▶ [To be done]
Using the listing below, copy every line that mentions "with".

▶ [Records supplied]
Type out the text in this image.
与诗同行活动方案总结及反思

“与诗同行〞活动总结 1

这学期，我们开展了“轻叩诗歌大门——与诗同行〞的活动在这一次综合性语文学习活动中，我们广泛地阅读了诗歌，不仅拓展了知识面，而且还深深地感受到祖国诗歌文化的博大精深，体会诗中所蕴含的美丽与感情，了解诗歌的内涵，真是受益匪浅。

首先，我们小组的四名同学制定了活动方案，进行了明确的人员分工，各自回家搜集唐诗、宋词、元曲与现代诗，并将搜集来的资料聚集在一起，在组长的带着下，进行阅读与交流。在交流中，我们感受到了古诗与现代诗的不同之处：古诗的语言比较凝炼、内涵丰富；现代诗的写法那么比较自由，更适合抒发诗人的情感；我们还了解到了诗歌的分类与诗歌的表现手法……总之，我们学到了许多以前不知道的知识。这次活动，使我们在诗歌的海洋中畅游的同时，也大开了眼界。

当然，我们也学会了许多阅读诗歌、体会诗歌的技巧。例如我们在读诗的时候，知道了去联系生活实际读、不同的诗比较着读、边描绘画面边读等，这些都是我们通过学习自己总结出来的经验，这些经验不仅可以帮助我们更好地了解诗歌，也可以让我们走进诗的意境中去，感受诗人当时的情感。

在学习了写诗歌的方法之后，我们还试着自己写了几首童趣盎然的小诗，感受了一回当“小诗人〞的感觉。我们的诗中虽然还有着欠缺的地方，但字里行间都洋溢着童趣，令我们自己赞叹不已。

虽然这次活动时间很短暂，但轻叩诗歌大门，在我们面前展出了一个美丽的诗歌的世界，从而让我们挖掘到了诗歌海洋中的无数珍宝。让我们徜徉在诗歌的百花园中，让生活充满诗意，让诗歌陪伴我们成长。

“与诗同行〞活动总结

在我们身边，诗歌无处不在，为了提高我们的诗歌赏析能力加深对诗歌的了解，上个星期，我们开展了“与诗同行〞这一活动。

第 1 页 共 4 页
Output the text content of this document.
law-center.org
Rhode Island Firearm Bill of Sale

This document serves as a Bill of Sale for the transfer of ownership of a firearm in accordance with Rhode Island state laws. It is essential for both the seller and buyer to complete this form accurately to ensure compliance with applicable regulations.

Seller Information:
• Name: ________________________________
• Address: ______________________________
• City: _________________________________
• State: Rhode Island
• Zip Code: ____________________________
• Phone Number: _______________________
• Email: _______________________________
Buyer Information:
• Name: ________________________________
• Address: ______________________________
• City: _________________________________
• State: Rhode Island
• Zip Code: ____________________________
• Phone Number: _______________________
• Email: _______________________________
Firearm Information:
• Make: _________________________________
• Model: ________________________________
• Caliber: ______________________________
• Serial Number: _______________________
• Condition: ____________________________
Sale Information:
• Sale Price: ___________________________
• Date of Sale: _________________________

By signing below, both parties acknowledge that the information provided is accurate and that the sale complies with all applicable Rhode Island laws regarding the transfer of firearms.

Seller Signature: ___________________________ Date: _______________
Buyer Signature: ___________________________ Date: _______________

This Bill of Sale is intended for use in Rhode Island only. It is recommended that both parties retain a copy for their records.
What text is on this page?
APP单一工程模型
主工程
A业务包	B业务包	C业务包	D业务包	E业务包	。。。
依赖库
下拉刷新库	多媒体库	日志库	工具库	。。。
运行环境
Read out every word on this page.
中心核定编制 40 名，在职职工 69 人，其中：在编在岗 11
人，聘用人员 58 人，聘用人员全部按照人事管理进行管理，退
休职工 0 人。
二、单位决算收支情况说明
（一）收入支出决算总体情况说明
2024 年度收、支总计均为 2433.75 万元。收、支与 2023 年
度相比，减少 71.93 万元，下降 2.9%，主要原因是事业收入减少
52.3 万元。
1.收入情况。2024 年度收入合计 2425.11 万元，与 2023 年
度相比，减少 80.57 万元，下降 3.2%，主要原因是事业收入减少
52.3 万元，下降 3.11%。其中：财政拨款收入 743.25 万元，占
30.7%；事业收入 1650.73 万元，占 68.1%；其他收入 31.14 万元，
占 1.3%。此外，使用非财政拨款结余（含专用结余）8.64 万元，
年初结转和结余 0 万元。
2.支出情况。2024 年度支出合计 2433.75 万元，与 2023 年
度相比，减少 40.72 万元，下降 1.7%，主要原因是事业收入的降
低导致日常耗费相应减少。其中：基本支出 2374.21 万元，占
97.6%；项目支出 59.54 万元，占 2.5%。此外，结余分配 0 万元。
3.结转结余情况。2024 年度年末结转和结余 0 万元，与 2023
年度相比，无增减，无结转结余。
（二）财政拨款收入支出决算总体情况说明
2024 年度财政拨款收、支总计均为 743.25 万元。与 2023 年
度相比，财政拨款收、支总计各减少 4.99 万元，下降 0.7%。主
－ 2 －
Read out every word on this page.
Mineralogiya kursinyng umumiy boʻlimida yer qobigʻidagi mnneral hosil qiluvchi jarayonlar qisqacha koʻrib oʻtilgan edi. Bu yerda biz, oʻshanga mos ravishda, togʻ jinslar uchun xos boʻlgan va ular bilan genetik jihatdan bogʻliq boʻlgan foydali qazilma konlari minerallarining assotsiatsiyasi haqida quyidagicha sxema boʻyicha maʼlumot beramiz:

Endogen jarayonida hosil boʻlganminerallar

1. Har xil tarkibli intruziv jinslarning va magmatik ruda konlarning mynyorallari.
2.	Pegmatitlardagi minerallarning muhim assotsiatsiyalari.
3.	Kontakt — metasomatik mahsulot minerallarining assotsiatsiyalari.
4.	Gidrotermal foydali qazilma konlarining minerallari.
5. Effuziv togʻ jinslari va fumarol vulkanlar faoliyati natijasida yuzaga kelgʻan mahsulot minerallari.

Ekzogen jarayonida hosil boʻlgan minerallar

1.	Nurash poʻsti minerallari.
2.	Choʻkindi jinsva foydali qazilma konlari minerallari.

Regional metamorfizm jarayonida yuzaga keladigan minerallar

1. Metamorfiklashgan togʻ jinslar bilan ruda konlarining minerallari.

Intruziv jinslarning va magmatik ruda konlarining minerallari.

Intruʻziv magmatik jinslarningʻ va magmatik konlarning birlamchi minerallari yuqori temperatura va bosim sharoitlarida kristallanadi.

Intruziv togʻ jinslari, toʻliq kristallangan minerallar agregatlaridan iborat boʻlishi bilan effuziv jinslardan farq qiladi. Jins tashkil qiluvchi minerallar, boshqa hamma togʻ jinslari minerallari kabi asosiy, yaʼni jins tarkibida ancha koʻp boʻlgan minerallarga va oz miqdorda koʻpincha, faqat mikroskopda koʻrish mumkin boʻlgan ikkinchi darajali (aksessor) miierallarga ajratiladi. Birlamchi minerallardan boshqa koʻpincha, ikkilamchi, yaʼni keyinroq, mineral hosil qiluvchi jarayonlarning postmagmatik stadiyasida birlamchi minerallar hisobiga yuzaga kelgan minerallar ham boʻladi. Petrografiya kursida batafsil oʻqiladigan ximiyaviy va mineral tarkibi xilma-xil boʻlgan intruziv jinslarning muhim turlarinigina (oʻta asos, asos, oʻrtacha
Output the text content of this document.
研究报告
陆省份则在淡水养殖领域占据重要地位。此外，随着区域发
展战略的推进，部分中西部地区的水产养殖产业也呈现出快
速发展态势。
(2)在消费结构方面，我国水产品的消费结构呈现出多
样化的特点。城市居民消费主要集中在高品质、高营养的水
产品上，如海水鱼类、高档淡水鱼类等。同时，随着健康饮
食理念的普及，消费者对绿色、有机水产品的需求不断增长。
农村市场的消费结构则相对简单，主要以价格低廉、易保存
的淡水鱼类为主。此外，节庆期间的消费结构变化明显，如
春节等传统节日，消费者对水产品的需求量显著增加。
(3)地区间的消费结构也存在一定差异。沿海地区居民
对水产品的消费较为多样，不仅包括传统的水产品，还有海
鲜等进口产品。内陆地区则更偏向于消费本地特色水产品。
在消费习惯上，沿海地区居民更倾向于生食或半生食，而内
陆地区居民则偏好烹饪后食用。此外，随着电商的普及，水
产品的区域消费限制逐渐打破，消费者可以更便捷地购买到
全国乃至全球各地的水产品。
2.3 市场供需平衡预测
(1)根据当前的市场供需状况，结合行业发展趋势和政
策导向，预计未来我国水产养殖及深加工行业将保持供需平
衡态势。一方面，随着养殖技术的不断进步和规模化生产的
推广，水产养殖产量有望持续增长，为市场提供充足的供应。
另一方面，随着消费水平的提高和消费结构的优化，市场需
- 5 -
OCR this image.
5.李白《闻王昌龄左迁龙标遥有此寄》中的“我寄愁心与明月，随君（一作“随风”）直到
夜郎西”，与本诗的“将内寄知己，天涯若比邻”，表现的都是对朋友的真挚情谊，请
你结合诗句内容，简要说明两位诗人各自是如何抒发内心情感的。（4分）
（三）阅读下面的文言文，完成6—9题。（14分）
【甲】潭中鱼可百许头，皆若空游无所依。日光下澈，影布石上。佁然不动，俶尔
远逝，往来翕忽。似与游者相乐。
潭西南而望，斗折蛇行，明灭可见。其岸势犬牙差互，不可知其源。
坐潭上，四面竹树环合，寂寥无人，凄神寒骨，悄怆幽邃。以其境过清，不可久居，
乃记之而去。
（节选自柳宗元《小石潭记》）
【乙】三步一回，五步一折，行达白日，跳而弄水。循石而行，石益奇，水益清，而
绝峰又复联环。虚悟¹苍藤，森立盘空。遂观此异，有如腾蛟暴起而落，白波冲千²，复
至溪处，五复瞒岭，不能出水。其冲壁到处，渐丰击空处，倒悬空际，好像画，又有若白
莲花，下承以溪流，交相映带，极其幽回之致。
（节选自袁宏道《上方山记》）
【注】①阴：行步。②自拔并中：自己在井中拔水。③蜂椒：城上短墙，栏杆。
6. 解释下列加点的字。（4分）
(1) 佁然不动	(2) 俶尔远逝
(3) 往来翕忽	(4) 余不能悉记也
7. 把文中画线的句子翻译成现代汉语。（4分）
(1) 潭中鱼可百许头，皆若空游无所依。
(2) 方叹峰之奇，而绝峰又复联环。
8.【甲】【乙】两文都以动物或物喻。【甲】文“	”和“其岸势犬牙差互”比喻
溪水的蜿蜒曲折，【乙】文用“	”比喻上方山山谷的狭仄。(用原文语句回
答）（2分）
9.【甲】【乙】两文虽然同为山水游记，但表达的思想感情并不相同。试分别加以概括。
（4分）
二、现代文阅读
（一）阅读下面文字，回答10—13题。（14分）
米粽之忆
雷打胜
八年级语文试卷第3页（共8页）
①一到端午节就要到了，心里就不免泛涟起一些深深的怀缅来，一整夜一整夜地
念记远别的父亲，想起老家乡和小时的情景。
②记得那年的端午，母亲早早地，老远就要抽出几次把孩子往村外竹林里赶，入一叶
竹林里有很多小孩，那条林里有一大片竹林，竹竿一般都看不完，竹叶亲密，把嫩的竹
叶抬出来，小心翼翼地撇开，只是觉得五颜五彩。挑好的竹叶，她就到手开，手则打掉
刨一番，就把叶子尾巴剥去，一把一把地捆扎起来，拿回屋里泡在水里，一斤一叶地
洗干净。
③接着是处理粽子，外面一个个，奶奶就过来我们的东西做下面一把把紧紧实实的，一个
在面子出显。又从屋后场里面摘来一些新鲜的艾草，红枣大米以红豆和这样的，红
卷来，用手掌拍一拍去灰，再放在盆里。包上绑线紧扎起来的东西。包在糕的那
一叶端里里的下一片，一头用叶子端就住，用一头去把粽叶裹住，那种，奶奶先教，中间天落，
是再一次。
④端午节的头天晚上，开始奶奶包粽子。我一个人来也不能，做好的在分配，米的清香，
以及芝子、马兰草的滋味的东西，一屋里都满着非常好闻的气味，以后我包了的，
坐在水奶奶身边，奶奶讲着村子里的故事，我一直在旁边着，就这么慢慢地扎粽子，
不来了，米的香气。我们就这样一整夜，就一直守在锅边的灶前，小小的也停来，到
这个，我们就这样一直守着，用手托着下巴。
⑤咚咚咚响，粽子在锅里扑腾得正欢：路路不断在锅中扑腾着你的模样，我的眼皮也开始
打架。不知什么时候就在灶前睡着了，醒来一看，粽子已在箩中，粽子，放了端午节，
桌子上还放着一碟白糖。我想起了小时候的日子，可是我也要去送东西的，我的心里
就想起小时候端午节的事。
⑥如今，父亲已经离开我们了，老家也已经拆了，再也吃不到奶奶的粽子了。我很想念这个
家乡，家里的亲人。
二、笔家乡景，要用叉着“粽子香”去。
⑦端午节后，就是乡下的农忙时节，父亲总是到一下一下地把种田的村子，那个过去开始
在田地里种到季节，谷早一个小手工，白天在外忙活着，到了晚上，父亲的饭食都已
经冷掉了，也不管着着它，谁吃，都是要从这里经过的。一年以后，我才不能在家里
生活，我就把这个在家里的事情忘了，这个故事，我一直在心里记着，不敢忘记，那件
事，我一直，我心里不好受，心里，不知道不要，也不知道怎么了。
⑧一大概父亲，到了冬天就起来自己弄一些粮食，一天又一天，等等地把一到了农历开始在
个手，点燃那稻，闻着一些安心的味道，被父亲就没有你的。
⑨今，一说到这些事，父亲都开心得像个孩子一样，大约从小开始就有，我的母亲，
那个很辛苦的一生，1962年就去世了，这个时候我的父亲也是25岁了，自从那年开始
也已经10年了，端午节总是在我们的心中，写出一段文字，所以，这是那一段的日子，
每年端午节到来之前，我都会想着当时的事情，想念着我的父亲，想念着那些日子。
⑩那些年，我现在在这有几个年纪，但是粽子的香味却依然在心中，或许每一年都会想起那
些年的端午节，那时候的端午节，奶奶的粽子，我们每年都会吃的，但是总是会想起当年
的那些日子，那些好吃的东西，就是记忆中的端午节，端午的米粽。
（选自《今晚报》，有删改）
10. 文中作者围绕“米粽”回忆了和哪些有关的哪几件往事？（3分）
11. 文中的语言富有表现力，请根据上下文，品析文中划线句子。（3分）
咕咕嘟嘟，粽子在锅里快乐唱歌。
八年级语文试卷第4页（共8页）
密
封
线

▶ [Result of this exercise]
This document serves as a Bill of Sale for the transfer of ownership of a firearm in accordance with Rhode Island state laws. It is essential for both the seller and buyer to complete this form accurately to ensure compliance with applicable regulations.
By signing below, both parties acknowledge that the information provided is accurate and that the sale complies with all applicable Rhode Island laws regarding the transfer of firearms.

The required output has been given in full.